- [Page text]
I think what was meant by "fantasising about rape" was that the fantasy was being had by a man who was doing a dry run in his mind for the real thing - and it really was the thought of real rape that was turning him on, not the thought of a role play game where both partners know it's a game. And it might be a turn on for him as potential rapist, but it could never be a turn on for his victim.

Vivacia · 24/12/2013 13:53

Lweji I meant it as an open question to anyone who has engaged in a rape fantasy. I meant "re-enact" as in "re-enactment society" not "repeating a personal experience I once had". I am happy for that to be replaced with a more accurate word, but "fantasy" made me think it could be a purely thought exercise.

So, when you act out a fantasy rape, what do you do and what does the man do?

Vivacia · 24/12/2013 13:55

So from Lurcio's description what would differentiate between acting out passionate, all-consuming desire and rape. I.e. a woman being penetrated against her will, hurt and humiliated?

Vivacia · 24/12/2013 13:58

Sorry, my grammar was terrible and the question didn't make sense,

"So from Lurcio's description, what would differentiate between acting out passionate, all-consuming desire and acting out rape, i.e. a woman being penetrated against her will, hurt and humiliated?

LurcioLovesFrankie · 24/12/2013 14:02

Speaking for myself, I don't know - as I say, it's not ever been my thing (possibly because I find myself mentally incapable of making that distinction which is why I find the whole idea a massive turn-off).

But I am prepared to believe those posters who say they can see a difference, and that it lies in prior discussion, careful boundary setting and the use of safe words (I still don't get why you'd get off on it, but then I am irredeemably vanilla).

However, that does not for a moment detract from the fact that penetrating someone while they sleep without prior discussion and the other person indicating that it's a sexual practise they'd welcome is bloody creepy and indicative of something at best extremely unhealthy about the relationship.

Lweji · 24/12/2013 14:13

So, when you act out a fantasy rape, what do you do and what does the man do?

Was that for me? I'm definitely not going to describe my fantasies here. :)
And I certainly don't act them out.

The point here is distinguishing between the fantasy that is just imagination and in your head, versus someone having an actual desire to act out his fantasies on someone else. And not in a mutually consensual way, for example of pretend rape, but of actual rape, like Matilda's ex.

Also, rape is never about overwhelming sexual desire, but power over someone else.

Maybe I get on such loss of control fantasies because I am someone who likes to be in control of myself. It's escapism.

Vivacia · 24/12/2013 14:21

No, it wasn't aimed specifically at you Lweji, it was (still) an open question to anyone who feels they want to respond. So for you a rape fantasy is a daydream rather than something you act out with a partner.

- [Tasks to complete]
1. Answer each question from the forum thread above.
(a) In the sense of what kind of society did Vivacia mean "re-enact"?
(b) According to LurcioLovesFrankie, where do some posters say the difference lies?
(c) According to Lweji, what is rape always about?
2. Reproduce word for word the passage of the forum thread starting at "However, that does" and ending at "over someone else.".
3. Translate this sentence from the forum thread into French: "Also, rape is never about overwhelming sexual desire, but power over someone else."

- [Extracted data]
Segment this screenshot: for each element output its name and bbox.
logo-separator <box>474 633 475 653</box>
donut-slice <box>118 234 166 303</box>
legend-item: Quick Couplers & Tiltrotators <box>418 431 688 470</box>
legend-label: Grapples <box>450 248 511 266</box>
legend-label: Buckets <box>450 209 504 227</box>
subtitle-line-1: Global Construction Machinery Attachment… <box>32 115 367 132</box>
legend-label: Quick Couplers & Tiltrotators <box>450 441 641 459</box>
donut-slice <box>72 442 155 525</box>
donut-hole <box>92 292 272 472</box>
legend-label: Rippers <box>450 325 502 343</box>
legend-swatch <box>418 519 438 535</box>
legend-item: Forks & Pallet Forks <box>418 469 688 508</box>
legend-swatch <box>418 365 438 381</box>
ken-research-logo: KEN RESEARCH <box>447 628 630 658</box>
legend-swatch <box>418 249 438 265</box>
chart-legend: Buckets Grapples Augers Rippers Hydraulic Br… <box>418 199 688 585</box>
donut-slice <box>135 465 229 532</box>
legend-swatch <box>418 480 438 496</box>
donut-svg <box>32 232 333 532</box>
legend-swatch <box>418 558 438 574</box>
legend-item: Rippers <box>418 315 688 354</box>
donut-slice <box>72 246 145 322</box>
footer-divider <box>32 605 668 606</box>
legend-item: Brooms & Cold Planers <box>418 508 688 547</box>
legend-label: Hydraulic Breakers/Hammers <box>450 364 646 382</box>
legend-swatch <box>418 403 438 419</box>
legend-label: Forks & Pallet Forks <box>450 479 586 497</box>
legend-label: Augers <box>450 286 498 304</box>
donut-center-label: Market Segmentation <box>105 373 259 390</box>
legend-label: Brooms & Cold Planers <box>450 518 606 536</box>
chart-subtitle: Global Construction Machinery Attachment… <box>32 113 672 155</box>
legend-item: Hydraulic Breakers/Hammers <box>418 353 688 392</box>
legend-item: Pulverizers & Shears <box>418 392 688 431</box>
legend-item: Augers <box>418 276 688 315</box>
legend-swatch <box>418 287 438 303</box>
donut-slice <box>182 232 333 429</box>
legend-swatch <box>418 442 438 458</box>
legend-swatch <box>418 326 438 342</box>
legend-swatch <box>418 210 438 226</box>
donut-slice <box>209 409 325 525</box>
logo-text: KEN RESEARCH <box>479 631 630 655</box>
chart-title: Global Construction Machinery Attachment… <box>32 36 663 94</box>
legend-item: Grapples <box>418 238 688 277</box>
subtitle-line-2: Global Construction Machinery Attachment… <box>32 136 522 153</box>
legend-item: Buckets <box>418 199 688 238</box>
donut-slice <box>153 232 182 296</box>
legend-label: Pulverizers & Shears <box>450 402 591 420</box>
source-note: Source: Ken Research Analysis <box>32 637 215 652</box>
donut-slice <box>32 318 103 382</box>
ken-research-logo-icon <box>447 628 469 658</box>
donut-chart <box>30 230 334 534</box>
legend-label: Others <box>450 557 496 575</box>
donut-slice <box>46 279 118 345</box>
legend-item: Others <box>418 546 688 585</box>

- [Expected results]
1.
(a) A "re-enactment society."
(b) In prior discussion, careful boundary setting and the use of safe words.
(c) Power over someone else.

2.
However, that does not for a moment detract from the fact that penetrating someone while they sleep without prior discussion and the other person indicating that it's a sexual practise they'd welcome is bloody creepy and indicative of something at best extremely unhealthy about the relationship.

Lweji · 24/12/2013 14:13

So, when you act out a fantasy rape, what do you do and what does the man do?

Was that for me? I'm definitely not going to describe my fantasies here. :)
And I certainly don't act them out.

The point here is distinguishing between the fantasy that is just imagination and in your head, versus someone having an actual desire to act out his fantasies on someone else. And not in a mutually consensual way, for example of pretend rape, but of actual rape, like Matilda's ex.

Also, rape is never about overwhelming sexual desire, but power over someone else.

3. De plus, le viol n'est jamais une question de désir sexuel irrésistible, mais de pouvoir sur quelqu'un d'autre.